What you should do =>
Write out the entries below once more, exactly.

Material for this exercise =>
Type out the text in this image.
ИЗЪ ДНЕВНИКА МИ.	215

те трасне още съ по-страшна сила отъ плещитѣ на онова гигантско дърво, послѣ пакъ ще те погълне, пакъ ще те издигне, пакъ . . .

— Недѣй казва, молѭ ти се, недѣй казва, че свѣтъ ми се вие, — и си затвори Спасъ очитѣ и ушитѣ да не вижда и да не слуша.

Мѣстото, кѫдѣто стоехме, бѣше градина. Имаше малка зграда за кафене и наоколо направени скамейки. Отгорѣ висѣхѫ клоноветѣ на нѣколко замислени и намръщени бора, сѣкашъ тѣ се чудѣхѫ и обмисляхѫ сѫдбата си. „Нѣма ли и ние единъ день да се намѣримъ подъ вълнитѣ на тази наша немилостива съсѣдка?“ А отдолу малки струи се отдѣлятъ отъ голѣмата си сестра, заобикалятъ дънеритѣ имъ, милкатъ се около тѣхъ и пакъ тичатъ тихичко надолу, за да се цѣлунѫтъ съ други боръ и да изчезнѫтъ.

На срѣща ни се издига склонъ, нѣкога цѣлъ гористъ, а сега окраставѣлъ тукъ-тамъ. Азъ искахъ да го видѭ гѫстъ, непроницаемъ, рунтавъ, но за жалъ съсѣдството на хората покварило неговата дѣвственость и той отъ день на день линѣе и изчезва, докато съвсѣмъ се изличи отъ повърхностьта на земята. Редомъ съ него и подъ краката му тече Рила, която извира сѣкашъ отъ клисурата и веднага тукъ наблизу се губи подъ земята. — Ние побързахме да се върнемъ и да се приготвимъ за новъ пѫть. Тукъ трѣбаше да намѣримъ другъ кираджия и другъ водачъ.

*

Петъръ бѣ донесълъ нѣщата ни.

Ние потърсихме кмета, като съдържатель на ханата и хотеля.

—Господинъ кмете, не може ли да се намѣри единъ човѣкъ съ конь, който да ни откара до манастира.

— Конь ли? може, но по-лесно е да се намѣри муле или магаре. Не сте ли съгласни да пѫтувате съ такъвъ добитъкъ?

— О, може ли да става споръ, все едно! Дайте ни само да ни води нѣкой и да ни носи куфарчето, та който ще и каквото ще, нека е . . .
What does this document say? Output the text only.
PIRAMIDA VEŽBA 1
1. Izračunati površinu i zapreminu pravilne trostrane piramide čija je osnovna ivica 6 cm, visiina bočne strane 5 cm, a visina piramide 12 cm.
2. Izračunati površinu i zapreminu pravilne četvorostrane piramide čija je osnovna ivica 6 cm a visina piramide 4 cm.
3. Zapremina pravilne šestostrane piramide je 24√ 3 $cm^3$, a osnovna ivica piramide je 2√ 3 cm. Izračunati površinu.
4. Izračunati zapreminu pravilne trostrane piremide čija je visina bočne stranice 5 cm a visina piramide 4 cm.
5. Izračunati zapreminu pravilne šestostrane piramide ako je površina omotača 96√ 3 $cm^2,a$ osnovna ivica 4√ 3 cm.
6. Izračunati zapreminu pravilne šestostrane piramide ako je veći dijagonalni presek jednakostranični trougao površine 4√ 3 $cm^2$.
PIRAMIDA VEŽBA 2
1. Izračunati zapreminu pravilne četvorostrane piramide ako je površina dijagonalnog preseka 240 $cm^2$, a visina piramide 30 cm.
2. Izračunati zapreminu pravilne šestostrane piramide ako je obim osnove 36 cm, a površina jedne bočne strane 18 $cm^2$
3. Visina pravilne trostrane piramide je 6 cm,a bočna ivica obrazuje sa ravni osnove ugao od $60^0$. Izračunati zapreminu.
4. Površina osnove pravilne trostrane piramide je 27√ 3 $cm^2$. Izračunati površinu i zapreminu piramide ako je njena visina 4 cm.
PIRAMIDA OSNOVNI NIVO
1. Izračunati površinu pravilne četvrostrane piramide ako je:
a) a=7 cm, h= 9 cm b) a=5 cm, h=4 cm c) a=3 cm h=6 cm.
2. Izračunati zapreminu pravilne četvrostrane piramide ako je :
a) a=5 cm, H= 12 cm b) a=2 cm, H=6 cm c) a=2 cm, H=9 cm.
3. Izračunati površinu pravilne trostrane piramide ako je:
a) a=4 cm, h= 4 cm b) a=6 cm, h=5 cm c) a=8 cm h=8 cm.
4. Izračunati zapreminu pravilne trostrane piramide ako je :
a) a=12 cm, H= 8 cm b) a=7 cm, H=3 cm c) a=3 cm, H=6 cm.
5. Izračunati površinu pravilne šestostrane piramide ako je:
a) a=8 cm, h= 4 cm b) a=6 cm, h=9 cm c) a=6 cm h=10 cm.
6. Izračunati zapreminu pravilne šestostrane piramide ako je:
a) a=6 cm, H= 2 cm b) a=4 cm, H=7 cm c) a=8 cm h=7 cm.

Output =>
Type out the text in this image.
ИЗЪ ДНЕВНИКА МИ.	215

те трасне още съ по-страшна сила отъ плещитѣ на онова гигантско дърво, послѣ пакъ ще те погълне, пакъ ще те издигне, пакъ . . .

— Недѣй казва, молѭ ти се, недѣй казва, че свѣтъ ми се вие, — и си затвори Спасъ очитѣ и ушитѣ да не вижда и да не слуша.

Мѣстото, кѫдѣто стоехме, бѣше градина. Имаше малка зграда за кафене и наоколо направени скамейки. Отгорѣ висѣхѫ клоноветѣ на нѣколко замислени и намръщени бора, сѣкашъ тѣ се чудѣхѫ и обмисляхѫ сѫдбата си. „Нѣма ли и ние единъ день да се намѣримъ подъ вълнитѣ на тази наша немилостива съсѣдка?“ А отдолу малки струи се отдѣлятъ отъ голѣмата си сестра, заобикалятъ дънеритѣ имъ, милкатъ се около тѣхъ и пакъ тичатъ тихичко надолу, за да се цѣлунѫтъ съ други боръ и да изчезнѫтъ.

На срѣща ни се издига склонъ, нѣкога цѣлъ гористъ, а сега окраставѣлъ тукъ-тамъ. Азъ искахъ да го видѭ гѫстъ, непроницаемъ, рунтавъ, но за жалъ съсѣдството на хората покварило неговата дѣвственость и той отъ день на день линѣе и изчезва, докато съвсѣмъ се изличи отъ повърхностьта на земята. Редомъ съ него и подъ краката му тече Рила, която извира сѣкашъ отъ клисурата и веднага тукъ наблизу се губи подъ земята. — Ние побързахме да се върнемъ и да се приготвимъ за новъ пѫть. Тукъ трѣбаше да намѣримъ другъ кираджия и другъ водачъ.

*

Петъръ бѣ донесълъ нѣщата ни.

Ние потърсихме кмета, като съдържатель на ханата и хотеля.

—Господинъ кмете, не може ли да се намѣри единъ човѣкъ съ конь, който да ни откара до манастира.

— Конь ли? може, но по-лесно е да се намѣри муле или магаре. Не сте ли съгласни да пѫтувате съ такъвъ добитъкъ?

— О, може ли да става споръ, все едно! Дайте ни само да ни води нѣкой и да ни носи куфарчето, та който ще и каквото ще, нека е . . .
What does this document say? Output the text only.
PIRAMIDA VEŽBA 1
1. Izračunati površinu i zapreminu pravilne trostrane piramide čija je osnovna ivica 6 cm, visiina bočne strane 5 cm, a visina piramide 12 cm.
2. Izračunati površinu i zapreminu pravilne četvorostrane piramide čija je osnovna ivica 6 cm a visina piramide 4 cm.
3. Zapremina pravilne šestostrane piramide je 24√ 3 $cm^3$, a osnovna ivica piramide je 2√ 3 cm. Izračunati površinu.
4. Izračunati zapreminu pravilne trostrane piremide čija je visina bočne stranice 5 cm a visina piramide 4 cm.
5. Izračunati zapreminu pravilne šestostrane piramide ako je površina omotača 96√ 3 $cm^2,a$ osnovna ivica 4√ 3 cm.
6. Izračunati zapreminu pravilne šestostrane piramide ako je veći dijagonalni presek jednakostranični trougao površine 4√ 3 $cm^2$.
PIRAMIDA VEŽBA 2
1. Izračunati zapreminu pravilne četvorostrane piramide ako je površina dijagonalnog preseka 240 $cm^2$, a visina piramide 30 cm.
2. Izračunati zapreminu pravilne šestostrane piramide ako je obim osnove 36 cm, a površina jedne bočne strane 18 $cm^2$
3. Visina pravilne trostrane piramide je 6 cm,a bočna ivica obrazuje sa ravni osnove ugao od $60^0$. Izračunati zapreminu.
4. Površina osnove pravilne trostrane piramide je 27√ 3 $cm^2$. Izračunati površinu i zapreminu piramide ako je njena visina 4 cm.
PIRAMIDA OSNOVNI NIVO
1. Izračunati površinu pravilne četvrostrane piramide ako je:
a) a=7 cm, h= 9 cm b) a=5 cm, h=4 cm c) a=3 cm h=6 cm.
2. Izračunati zapreminu pravilne četvrostrane piramide ako je :
a) a=5 cm, H= 12 cm b) a=2 cm, H=6 cm c) a=2 cm, H=9 cm.
3. Izračunati površinu pravilne trostrane piramide ako je:
a) a=4 cm, h= 4 cm b) a=6 cm, h=5 cm c) a=8 cm h=8 cm.
4. Izračunati zapreminu pravilne trostrane piramide ako je :
a) a=12 cm, H= 8 cm b) a=7 cm, H=3 cm c) a=3 cm, H=6 cm.
5. Izračunati površinu pravilne šestostrane piramide ako je:
a) a=8 cm, h= 4 cm b) a=6 cm, h=9 cm c) a=6 cm h=10 cm.
6. Izračunati zapreminu pravilne šestostrane piramide ako je:
a) a=6 cm, H= 2 cm b) a=4 cm, H=7 cm c) a=8 cm h=7 cm.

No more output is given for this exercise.